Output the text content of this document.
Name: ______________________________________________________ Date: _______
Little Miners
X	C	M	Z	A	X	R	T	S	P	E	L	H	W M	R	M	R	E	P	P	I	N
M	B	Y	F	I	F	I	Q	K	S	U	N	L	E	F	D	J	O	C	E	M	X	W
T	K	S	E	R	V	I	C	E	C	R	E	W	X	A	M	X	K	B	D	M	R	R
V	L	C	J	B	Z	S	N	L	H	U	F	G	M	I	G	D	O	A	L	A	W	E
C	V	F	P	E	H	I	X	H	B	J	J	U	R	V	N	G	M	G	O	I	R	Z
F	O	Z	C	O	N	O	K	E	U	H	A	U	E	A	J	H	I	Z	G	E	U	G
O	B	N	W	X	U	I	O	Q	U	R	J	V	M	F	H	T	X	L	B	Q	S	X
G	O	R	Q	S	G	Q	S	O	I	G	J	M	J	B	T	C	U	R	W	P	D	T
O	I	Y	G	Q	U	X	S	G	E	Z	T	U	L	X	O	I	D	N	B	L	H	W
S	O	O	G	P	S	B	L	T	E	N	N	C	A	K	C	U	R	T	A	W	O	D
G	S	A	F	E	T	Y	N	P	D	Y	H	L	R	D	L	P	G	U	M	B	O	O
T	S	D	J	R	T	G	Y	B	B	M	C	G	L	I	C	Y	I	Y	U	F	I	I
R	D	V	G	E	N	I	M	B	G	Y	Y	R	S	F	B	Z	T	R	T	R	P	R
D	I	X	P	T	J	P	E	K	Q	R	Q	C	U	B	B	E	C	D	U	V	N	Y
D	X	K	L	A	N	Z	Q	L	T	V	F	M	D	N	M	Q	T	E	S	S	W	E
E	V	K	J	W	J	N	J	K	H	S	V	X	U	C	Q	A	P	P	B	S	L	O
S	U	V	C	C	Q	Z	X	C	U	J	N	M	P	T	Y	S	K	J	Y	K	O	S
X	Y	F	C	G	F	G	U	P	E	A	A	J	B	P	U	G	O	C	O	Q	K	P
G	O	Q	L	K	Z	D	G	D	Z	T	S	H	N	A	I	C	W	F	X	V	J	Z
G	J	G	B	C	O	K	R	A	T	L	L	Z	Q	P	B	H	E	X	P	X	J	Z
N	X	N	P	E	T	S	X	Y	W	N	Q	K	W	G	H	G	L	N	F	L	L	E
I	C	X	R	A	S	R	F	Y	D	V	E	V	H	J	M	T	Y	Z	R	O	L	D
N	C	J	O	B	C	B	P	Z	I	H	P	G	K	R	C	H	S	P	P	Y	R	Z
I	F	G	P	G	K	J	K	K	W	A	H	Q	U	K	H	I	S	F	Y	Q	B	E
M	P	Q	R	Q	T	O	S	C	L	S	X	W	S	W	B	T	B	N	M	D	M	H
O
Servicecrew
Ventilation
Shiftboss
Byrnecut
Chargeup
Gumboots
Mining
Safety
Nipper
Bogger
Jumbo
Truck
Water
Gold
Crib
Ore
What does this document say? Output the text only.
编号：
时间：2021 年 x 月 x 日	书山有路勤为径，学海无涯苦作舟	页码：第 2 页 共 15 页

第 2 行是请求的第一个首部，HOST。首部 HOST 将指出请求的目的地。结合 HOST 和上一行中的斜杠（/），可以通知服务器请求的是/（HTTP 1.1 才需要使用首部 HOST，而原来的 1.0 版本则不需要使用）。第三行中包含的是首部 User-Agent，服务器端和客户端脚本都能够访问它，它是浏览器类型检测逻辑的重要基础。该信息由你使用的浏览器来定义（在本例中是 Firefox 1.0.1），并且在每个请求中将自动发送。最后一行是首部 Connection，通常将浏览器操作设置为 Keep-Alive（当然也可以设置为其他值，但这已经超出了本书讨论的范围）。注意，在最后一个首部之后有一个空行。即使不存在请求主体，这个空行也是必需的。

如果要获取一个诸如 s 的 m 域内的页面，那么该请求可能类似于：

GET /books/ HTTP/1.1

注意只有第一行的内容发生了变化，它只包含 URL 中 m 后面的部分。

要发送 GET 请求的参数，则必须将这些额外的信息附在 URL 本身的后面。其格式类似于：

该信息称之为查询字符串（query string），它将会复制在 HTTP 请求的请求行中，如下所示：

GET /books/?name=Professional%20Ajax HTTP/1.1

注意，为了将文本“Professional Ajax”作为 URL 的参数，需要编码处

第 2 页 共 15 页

WHAT IS BEING ASKED
Reproduce all of the material above word for word.

SOLVED PROBLEM
Output the text content of this document.
Name: ______________________________________________________ Date: _______
Little Miners
X	C	M	Z	A	X	R	T	S	P	E	L	H	W M	R	M	R	E	P	P	I	N
M	B	Y	F	I	F	I	Q	K	S	U	N	L	E	F	D	J	O	C	E	M	X	W
T	K	S	E	R	V	I	C	E	C	R	E	W	X	A	M	X	K	B	D	M	R	R
V	L	C	J	B	Z	S	N	L	H	U	F	G	M	I	G	D	O	A	L	A	W	E
C	V	F	P	E	H	I	X	H	B	J	J	U	R	V	N	G	M	G	O	I	R	Z
F	O	Z	C	O	N	O	K	E	U	H	A	U	E	A	J	H	I	Z	G	E	U	G
O	B	N	W	X	U	I	O	Q	U	R	J	V	M	F	H	T	X	L	B	Q	S	X
G	O	R	Q	S	G	Q	S	O	I	G	J	M	J	B	T	C	U	R	W	P	D	T
O	I	Y	G	Q	U	X	S	G	E	Z	T	U	L	X	O	I	D	N	B	L	H	W
S	O	O	G	P	S	B	L	T	E	N	N	C	A	K	C	U	R	T	A	W	O	D
G	S	A	F	E	T	Y	N	P	D	Y	H	L	R	D	L	P	G	U	M	B	O	O
T	S	D	J	R	T	G	Y	B	B	M	C	G	L	I	C	Y	I	Y	U	F	I	I
R	D	V	G	E	N	I	M	B	G	Y	Y	R	S	F	B	Z	T	R	T	R	P	R
D	I	X	P	T	J	P	E	K	Q	R	Q	C	U	B	B	E	C	D	U	V	N	Y
D	X	K	L	A	N	Z	Q	L	T	V	F	M	D	N	M	Q	T	E	S	S	W	E
E	V	K	J	W	J	N	J	K	H	S	V	X	U	C	Q	A	P	P	B	S	L	O
S	U	V	C	C	Q	Z	X	C	U	J	N	M	P	T	Y	S	K	J	Y	K	O	S
X	Y	F	C	G	F	G	U	P	E	A	A	J	B	P	U	G	O	C	O	Q	K	P
G	O	Q	L	K	Z	D	G	D	Z	T	S	H	N	A	I	C	W	F	X	V	J	Z
G	J	G	B	C	O	K	R	A	T	L	L	Z	Q	P	B	H	E	X	P	X	J	Z
N	X	N	P	E	T	S	X	Y	W	N	Q	K	W	G	H	G	L	N	F	L	L	E
I	C	X	R	A	S	R	F	Y	D	V	E	V	H	J	M	T	Y	Z	R	O	L	D
N	C	J	O	B	C	B	P	Z	I	H	P	G	K	R	C	H	S	P	P	Y	R	Z
I	F	G	P	G	K	J	K	K	W	A	H	Q	U	K	H	I	S	F	Y	Q	B	E
M	P	Q	R	Q	T	O	S	C	L	S	X	W	S	W	B	T	B	N	M	D	M	H
O
Servicecrew
Ventilation
Shiftboss
Byrnecut
Chargeup
Gumboots
Mining
Safety
Nipper
Bogger
Jumbo
Truck
Water
Gold
Crib
Ore
What does this document say? Output the text only.
编号：
时间：2021 年 x 月 x 日	书山有路勤为径，学海无涯苦作舟	页码：第 2 页 共 15 页

第 2 行是请求的第一个首部，HOST。首部 HOST 将指出请求的目的地。结合 HOST 和上一行中的斜杠（/），可以通知服务器请求的是/（HTTP 1.1 才需要使用首部 HOST，而原来的 1.0 版本则不需要使用）。第三行中包含的是首部 User-Agent，服务器端和客户端脚本都能够访问它，它是浏览器类型检测逻辑的重要基础。该信息由你使用的浏览器来定义（在本例中是 Firefox 1.0.1），并且在每个请求中将自动发送。最后一行是首部 Connection，通常将浏览器操作设置为 Keep-Alive（当然也可以设置为其他值，但这已经超出了本书讨论的范围）。注意，在最后一个首部之后有一个空行。即使不存在请求主体，这个空行也是必需的。

如果要获取一个诸如 s 的 m 域内的页面，那么该请求可能类似于：

GET /books/ HTTP/1.1

注意只有第一行的内容发生了变化，它只包含 URL 中 m 后面的部分。

要发送 GET 请求的参数，则必须将这些额外的信息附在 URL 本身的后面。其格式类似于：

该信息称之为查询字符串（query string），它将会复制在 HTTP 请求的请求行中，如下所示：

GET /books/?name=Professional%20Ajax HTTP/1.1

注意，为了将文本“Professional Ajax”作为 URL 的参数，需要编码处

第 2 页 共 15 页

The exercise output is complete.